Check every line below for the word "acompañante" and show those that hold it.

Stored data:

--- BEGIN ---

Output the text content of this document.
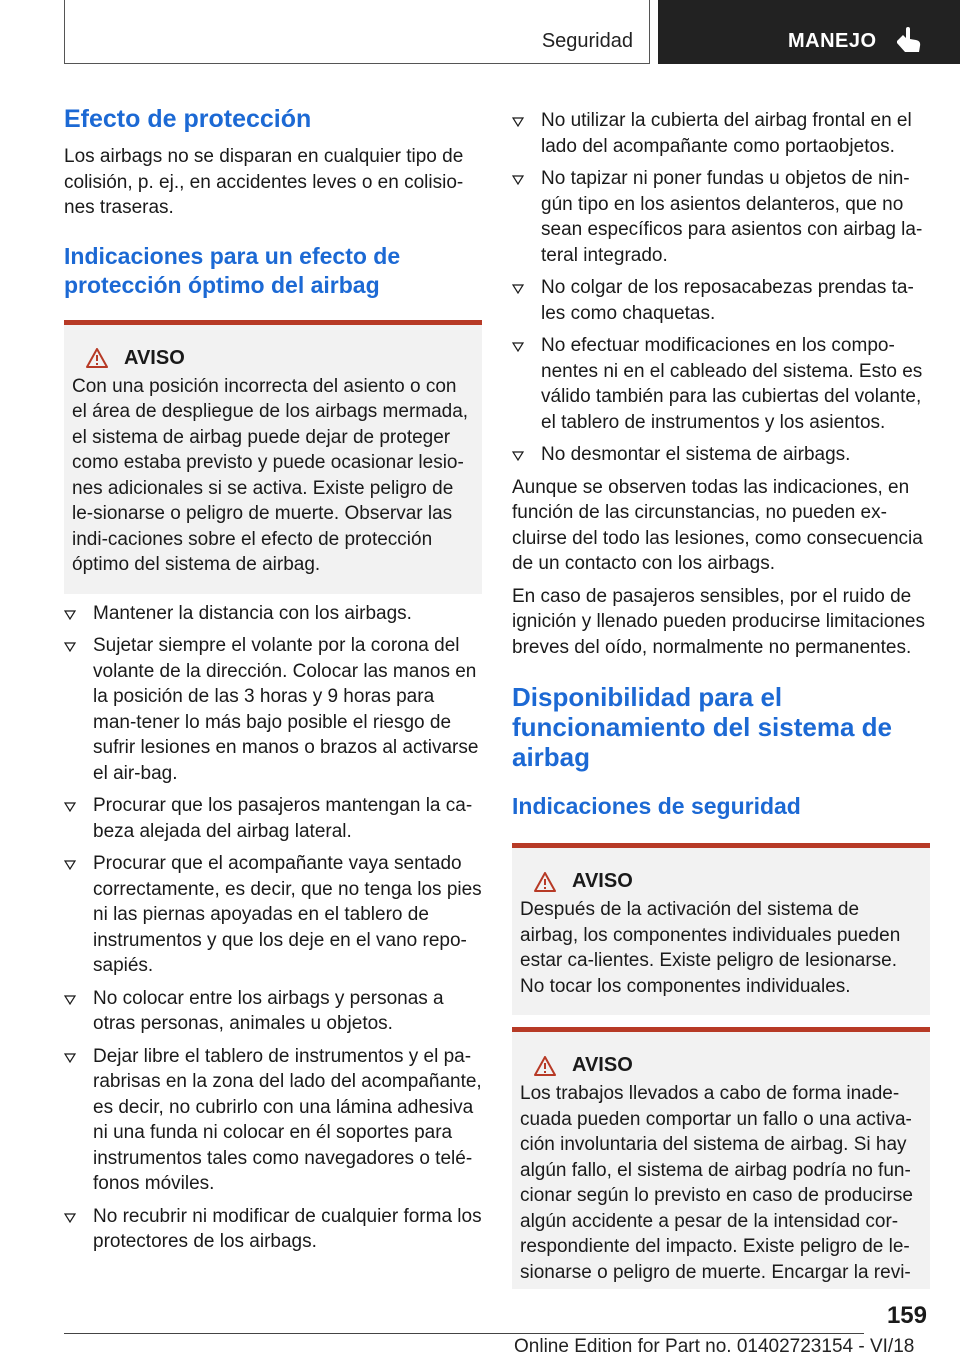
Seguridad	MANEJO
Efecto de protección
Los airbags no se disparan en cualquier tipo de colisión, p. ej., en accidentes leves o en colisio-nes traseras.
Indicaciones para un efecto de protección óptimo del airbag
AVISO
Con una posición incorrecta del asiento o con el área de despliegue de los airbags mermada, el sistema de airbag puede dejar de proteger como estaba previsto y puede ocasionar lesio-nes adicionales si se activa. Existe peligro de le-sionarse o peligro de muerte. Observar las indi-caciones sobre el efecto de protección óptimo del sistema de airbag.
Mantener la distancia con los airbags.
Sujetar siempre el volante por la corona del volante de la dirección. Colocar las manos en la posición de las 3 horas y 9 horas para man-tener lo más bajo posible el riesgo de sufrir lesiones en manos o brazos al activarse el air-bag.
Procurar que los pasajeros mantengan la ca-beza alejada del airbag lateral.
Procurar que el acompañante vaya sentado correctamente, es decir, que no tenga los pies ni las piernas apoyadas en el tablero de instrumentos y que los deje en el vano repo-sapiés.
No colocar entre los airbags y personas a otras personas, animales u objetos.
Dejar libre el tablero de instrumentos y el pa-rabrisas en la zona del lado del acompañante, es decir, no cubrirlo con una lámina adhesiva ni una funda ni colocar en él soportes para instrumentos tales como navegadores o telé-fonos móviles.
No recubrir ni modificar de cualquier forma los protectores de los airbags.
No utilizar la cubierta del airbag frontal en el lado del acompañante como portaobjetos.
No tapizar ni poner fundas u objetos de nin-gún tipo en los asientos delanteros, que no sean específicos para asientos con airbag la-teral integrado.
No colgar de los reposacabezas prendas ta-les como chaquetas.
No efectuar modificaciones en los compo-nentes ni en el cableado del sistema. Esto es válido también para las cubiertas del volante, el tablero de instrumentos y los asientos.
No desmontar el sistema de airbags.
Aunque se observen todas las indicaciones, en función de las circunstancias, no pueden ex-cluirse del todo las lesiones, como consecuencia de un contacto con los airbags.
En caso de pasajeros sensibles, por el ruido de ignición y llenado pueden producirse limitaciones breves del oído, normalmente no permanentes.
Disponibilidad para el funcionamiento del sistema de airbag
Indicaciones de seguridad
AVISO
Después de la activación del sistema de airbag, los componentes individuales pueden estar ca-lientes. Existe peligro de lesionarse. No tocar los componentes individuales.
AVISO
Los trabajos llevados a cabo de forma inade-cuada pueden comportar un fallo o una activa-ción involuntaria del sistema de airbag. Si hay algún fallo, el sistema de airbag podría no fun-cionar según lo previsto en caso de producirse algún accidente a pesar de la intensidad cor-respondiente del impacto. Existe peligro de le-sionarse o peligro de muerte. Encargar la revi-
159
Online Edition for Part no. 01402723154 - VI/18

--- END ---

Response to this task:
Procurar que el acompañante vaya sentado correctamente, es decir, que no tenga los pies ni las piernas apoyadas en el tablero de instrumentos y que los deje en el vano repo-sapiés.
Dejar libre el tablero de instrumentos y el pa-rabrisas en la zona del lado del acompañante, es decir, no cubrirlo con una lámina adhesiva ni una funda ni colocar en él soportes para instrumentos tales como navegadores o telé-fonos móviles.
No utilizar la cubierta del airbag frontal en el lado del acompañante como portaobjetos.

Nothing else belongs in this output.